### TEXT SHOWN
--- start ---
903. Valid Permutations for DI Sequence

Approach 1: 2D DP

• Time: $O(n^2)$
• Space: $O(n^2)$

C++Java

class Solution {
 public:
  int numPermsDISequence(string s) {
    constexpr int kMod = 1'000'000'007;
    const int n = s.length();
    // dp[i][j] := the number of valid permutations with i + 1 digits, where
    // s[i] is j-th Digit of remaining digits
    vector<vector<int>> dp(n + 1, vector<int>(n + 1));

    // When there's only one digit, the number of permutations is 1.
    for (int j = 0; j <= n; ++j)
      dp[0][j] = 1;

    for (int i = 1; i <= n; ++i)
      if (s[i - 1] == 'I') {  // s[i - 1] == 'I'
        // Calculate the postfix sum to prevent duplicate calculation.
        int postfixsum = 0;
        for (int j = n - i; j >= 0; --j) {
          postfixsum = (postfixsum + dp[i - 1][j + 1]) % kMod;
          dp[i][j] = postfixsum;
        }
      } else {  // s[i - 1] == 'D'
        // Calculate the prefix sum to prevent duplicate calculation.
--- end ---
### SUPPLIED ENTRIES
--- start ---
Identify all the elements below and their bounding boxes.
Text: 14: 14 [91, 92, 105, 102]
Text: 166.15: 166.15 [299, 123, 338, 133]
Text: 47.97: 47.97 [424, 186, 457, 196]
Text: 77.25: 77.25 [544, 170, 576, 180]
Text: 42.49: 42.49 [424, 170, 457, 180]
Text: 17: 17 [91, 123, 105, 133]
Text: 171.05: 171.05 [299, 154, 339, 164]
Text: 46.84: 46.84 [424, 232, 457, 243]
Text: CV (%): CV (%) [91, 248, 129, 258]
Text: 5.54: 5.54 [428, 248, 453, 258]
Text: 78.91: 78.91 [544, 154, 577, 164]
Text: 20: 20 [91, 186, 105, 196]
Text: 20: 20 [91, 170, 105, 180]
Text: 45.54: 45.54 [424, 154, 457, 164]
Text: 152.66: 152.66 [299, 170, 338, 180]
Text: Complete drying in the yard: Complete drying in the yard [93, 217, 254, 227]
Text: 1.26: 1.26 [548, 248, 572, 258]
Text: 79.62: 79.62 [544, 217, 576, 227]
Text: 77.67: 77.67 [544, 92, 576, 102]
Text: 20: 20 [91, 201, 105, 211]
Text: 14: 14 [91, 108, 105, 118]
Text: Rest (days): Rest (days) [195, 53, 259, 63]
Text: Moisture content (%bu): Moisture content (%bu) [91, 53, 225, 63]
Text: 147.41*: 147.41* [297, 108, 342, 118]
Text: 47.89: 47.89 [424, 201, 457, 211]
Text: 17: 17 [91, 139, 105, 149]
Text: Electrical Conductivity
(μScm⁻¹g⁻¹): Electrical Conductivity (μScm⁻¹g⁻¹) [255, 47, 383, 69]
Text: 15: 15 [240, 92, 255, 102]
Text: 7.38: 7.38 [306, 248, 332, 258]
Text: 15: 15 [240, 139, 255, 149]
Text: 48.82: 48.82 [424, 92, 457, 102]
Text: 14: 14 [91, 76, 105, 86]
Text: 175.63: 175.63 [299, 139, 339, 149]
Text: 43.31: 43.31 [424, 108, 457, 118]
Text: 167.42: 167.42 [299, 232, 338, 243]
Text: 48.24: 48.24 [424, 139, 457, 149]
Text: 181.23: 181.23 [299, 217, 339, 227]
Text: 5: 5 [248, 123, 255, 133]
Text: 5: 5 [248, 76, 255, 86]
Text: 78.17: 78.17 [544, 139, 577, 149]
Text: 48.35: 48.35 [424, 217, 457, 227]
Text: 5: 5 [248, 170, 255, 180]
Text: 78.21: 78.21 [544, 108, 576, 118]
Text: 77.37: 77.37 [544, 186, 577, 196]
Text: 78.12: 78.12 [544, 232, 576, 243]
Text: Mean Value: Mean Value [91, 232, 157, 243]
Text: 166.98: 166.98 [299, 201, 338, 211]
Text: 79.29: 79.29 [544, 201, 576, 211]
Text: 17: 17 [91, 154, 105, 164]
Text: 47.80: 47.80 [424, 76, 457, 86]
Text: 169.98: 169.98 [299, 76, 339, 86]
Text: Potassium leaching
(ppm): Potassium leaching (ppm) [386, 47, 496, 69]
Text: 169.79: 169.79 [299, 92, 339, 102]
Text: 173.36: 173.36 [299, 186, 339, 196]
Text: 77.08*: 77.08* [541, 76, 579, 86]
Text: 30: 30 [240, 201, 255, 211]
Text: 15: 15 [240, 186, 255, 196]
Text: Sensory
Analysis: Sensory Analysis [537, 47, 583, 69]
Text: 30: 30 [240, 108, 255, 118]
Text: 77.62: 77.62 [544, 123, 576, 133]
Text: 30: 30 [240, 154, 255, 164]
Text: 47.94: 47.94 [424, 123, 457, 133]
--- end ---
### INSTRUCTIONS FOR THE TASK
Repeat the passage of the DI sequence solution above from "for (int i = 1;" to "postfix sum to prevent duplicate calculation.", word for word.

### ANSWER FOR THE TASK
for (int i = 1; i <= n; ++i)
      if (s[i - 1] == 'I') {  // s[i - 1] == 'I'
        // Calculate the postfix sum to prevent duplicate calculation.